> _WRITTEN EXERCISE_:
Skip all pictures; return exactly the lines from the one containing "Transcribe the text in this document." through the end of the data.

[START OF PROVIDED DATA]

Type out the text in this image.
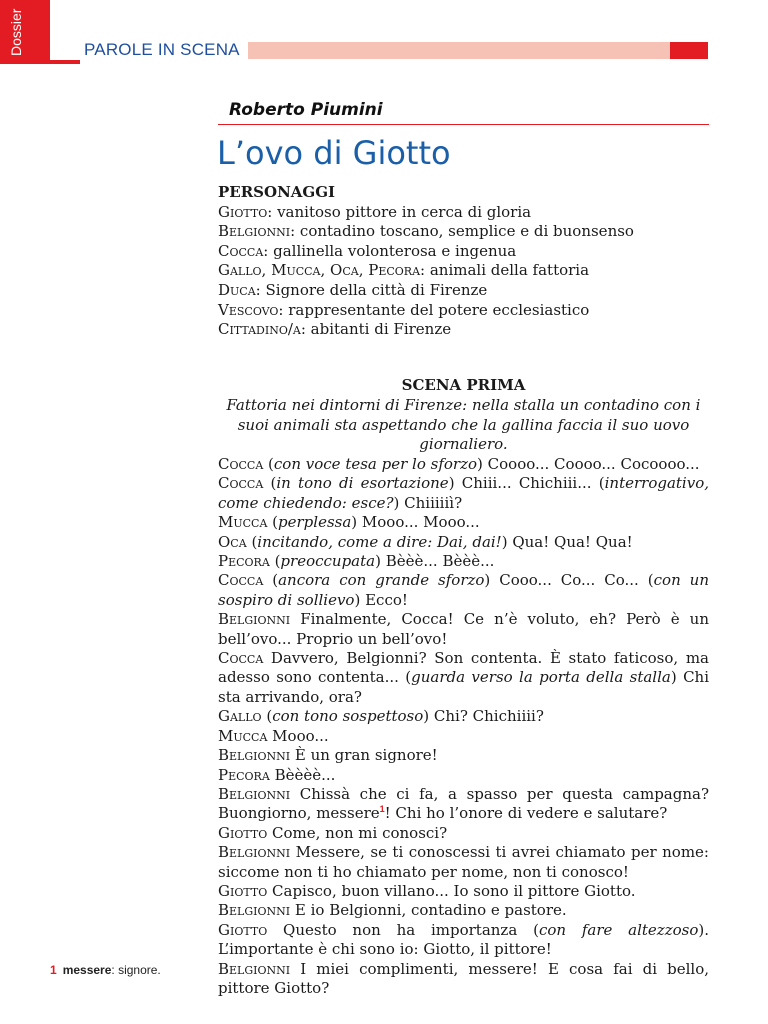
Dossier	PAROLE IN SCENA
Roberto Piumini
L’ovo di Giotto
PERSONAGGI
Giotto: vanitoso pittore in cerca di gloria
Belgionni: contadino toscano, semplice e di buonsenso
Cocca: gallinella volonterosa e ingenua
Gallo, Mucca, Oca, Pecora: animali della fattoria
Duca: Signore della città di Firenze
Vescovo: rappresentante del potere ecclesiastico
Cittadino/a: abitanti di Firenze
SCENA PRIMA
Fattoria nei dintorni di Firenze: nella stalla un contadino con i suoi animali sta aspettando che la gallina faccia il suo uovo giornaliero.

Cocca (con voce tesa per lo sforzo) Coooo... Coooo... Cocoooo...

Cocca (in tono di esortazione) Chiii... Chichiii... (interrogativo, come chiedendo: esce?) Chiiiiiì?

Mucca (perplessa) Mooo... Mooo...

Oca (incitando, come a dire: Dai, dai!) Qua! Qua! Qua!

Pecora (preoccupata) Bèèè... Bèèè...

Cocca (ancora con grande sforzo) Cooo... Co... Co... (con un sospiro di sollievo) Ecco!

Belgionni Finalmente, Cocca! Ce n’è voluto, eh? Però è un bell’ovo... Proprio un bell’ovo!

Cocca Davvero, Belgionni? Son contenta. È stato faticoso, ma adesso sono contenta... (guarda verso la porta della stalla) Chi sta arrivando, ora?

Gallo (con tono sospettoso) Chi? Chichiiii?

Mucca Mooo...

Belgionni È un gran signore!

Pecora Bèèèè...

Belgionni Chissà che ci fa, a spasso per questa campagna? Buongiorno, messere$^1$! Chi ho l’onore di vedere e salutare?

Giotto Come, non mi conosci?

Belgionni Messere, se ti conoscessi ti avrei chiamato per nome: siccome non ti ho chiamato per nome, non ti conosco!

Giotto Capisco, buon villano... Io sono il pittore Giotto.

Belgionni E io Belgionni, contadino e pastore.

Giotto Questo non ha importanza (con fare altezzoso). L’importante è chi sono io: Giotto, il pittore!

Belgionni I miei complimenti, messere! E cosa fai di bello, pittore Giotto?

1 messere: signore.
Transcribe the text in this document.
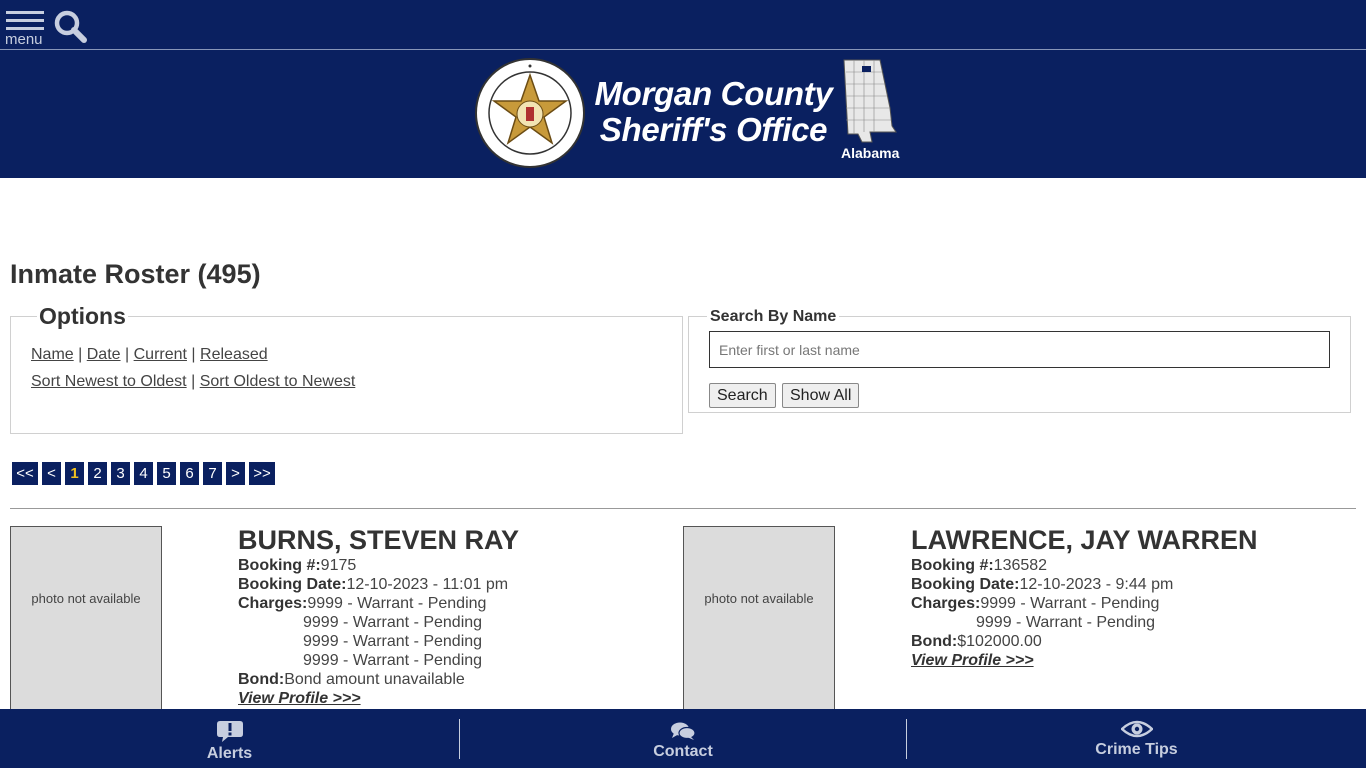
menu
Morgan County
Sheriff's Office
Alabama
Inmate Roster (495)
Options
Name | Date | Current | Released
Sort Newest to Oldest | Sort Oldest to Newest
Search By Name
Enter first or last name
Search	Show All
<< < 1 2 3 4 5 6 7 > >>
photo not available
BURNS, STEVEN RAY
Booking #:9175
Booking Date:12-10-2023 - 11:01 pm
Charges:9999 - Warrant - Pending
9999 - Warrant - Pending
9999 - Warrant - Pending
9999 - Warrant - Pending
Bond:Bond amount unavailable
View Profile >>>
photo not available
LAWRENCE, JAY WARREN
Booking #:136582
Booking Date:12-10-2023 - 9:44 pm
Charges:9999 - Warrant - Pending
9999 - Warrant - Pending
Bond:$102000.00
View Profile >>>
Alerts	Contact	Crime Tips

[END OF PROVIDED DATA]

> _EXPECTED ANSWER_:
Transcribe the text in this document.
menu
Morgan County
Sheriff's Office
Alabama
Inmate Roster (495)
Options
Name | Date | Current | Released
Sort Newest to Oldest | Sort Oldest to Newest
Search By Name
Enter first or last name
Search	Show All
<< < 1 2 3 4 5 6 7 > >>
photo not available
BURNS, STEVEN RAY
Booking #:9175
Booking Date:12-10-2023 - 11:01 pm
Charges:9999 - Warrant - Pending
9999 - Warrant - Pending
9999 - Warrant - Pending
9999 - Warrant - Pending
Bond:Bond amount unavailable
View Profile >>>
photo not available
LAWRENCE, JAY WARREN
Booking #:136582
Booking Date:12-10-2023 - 9:44 pm
Charges:9999 - Warrant - Pending
9999 - Warrant - Pending
Bond:$102000.00
View Profile >>>
Alerts	Contact	Crime Tips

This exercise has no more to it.